Figure record extracts
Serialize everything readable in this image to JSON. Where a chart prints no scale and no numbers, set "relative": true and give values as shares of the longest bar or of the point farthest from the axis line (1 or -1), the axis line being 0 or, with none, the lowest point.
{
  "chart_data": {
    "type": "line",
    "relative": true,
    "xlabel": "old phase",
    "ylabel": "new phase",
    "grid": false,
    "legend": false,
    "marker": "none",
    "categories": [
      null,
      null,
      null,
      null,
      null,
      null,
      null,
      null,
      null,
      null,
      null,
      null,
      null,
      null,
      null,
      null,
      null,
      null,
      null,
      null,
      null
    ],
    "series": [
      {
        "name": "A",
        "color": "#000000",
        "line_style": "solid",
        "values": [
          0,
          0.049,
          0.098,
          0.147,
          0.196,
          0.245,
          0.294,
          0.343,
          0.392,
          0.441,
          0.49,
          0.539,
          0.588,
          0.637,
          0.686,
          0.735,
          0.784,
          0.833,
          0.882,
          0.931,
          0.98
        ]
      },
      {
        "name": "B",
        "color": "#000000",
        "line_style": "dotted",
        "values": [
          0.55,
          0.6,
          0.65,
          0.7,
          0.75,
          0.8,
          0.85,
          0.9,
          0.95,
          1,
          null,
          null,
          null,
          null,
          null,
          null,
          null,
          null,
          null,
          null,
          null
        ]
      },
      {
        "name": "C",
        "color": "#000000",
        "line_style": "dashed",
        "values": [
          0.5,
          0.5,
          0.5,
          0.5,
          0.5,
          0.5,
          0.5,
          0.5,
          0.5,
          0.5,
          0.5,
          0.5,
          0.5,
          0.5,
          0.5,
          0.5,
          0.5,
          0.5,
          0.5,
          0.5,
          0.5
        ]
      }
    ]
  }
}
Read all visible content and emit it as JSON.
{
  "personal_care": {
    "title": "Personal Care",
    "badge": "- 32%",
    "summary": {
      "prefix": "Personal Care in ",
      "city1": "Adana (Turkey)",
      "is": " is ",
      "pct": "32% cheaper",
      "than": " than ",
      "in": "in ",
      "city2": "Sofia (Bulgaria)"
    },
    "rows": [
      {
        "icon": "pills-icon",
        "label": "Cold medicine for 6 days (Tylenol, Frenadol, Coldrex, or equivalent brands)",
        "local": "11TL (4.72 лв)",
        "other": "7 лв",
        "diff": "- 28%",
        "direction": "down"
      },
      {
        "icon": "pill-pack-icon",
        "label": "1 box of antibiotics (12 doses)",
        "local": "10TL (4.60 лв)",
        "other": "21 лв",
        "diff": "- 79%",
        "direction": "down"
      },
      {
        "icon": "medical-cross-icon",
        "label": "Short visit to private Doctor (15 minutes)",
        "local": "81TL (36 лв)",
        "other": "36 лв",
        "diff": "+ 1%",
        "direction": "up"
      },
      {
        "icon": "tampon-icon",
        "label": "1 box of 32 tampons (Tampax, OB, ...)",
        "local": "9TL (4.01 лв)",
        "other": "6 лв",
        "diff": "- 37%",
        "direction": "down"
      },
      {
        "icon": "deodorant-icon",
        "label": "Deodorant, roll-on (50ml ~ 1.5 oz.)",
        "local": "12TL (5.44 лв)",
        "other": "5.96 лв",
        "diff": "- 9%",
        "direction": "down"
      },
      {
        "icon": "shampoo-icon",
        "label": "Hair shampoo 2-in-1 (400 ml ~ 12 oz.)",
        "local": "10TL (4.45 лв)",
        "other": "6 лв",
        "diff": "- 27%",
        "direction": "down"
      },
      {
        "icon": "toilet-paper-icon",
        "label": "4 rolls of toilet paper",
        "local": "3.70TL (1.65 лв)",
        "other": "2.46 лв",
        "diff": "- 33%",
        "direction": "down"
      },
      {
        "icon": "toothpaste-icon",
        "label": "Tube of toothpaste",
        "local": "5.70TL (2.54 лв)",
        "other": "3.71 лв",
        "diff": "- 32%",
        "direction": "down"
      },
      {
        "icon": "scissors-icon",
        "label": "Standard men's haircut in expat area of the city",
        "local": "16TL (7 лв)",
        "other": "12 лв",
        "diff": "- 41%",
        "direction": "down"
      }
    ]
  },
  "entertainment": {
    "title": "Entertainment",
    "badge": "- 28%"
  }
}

(REQUIRED TASK)
From the listing above, return each line with the word "none".

(ANSWER)
Serialize everything readable in this image to JSON. Where a chart prints no scale and no numbers, set "relative": true and give values as shares of the longest bar or of the point farthest from the axis line (1 or -1), the axis line being 0 or, with none, the lowest point.
    "marker": "none",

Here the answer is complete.